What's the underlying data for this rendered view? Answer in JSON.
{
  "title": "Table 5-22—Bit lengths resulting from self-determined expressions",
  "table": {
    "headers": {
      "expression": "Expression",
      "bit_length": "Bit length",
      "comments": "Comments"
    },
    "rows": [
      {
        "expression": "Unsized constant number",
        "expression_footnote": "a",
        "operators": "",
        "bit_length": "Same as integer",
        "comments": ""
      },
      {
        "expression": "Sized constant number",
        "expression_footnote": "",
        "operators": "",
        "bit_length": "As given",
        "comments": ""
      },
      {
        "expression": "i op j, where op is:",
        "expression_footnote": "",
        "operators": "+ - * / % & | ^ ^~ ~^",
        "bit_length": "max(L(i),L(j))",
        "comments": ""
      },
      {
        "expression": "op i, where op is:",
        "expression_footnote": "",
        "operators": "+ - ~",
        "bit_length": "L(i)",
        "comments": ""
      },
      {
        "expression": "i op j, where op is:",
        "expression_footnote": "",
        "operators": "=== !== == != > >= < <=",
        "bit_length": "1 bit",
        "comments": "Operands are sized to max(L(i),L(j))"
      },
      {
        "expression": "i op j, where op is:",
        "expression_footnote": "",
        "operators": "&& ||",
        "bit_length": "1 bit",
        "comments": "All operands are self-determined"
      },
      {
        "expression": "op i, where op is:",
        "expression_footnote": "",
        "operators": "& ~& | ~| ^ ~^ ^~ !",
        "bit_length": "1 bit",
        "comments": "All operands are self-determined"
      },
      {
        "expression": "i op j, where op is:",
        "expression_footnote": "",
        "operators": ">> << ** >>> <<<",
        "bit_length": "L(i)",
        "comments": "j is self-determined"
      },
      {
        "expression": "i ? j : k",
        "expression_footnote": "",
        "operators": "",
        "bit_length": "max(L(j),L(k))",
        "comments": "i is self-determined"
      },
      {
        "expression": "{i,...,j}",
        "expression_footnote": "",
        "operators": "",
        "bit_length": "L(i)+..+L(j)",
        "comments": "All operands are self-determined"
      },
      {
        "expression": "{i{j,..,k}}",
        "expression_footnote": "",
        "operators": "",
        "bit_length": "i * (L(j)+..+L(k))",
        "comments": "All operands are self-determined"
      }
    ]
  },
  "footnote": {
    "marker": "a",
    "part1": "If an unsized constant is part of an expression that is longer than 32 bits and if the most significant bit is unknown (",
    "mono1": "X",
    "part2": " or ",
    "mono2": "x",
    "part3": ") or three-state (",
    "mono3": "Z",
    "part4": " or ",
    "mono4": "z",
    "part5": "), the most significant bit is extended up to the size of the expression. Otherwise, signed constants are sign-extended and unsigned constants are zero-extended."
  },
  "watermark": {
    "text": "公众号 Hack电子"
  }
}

==*==

**GOAL:**
Which lines of the material contain the string "significant"? List each of them.

**FULL SOLUTION:**
    "part1": "If an unsized constant is part of an expression that is longer than 32 bits and if the most significant bit is unknown (",
    "part5": "), the most significant bit is extended up to the size of the expression. Otherwise, signed constants are sign-extended and unsigned constants are zero-extended."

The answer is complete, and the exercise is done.